Determine how many lines of this material contain "equal". Give only the number.
# start of Dataset entries
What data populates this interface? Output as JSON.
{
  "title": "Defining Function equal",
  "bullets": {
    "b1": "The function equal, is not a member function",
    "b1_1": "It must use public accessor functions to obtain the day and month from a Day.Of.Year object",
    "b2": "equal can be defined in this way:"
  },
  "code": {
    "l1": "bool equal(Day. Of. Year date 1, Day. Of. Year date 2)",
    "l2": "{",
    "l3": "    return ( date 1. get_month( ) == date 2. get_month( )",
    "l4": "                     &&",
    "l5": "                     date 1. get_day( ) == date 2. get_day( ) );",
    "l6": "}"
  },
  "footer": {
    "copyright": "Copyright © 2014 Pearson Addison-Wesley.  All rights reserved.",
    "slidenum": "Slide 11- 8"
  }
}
# end of Dataset entries
__Written solution__
4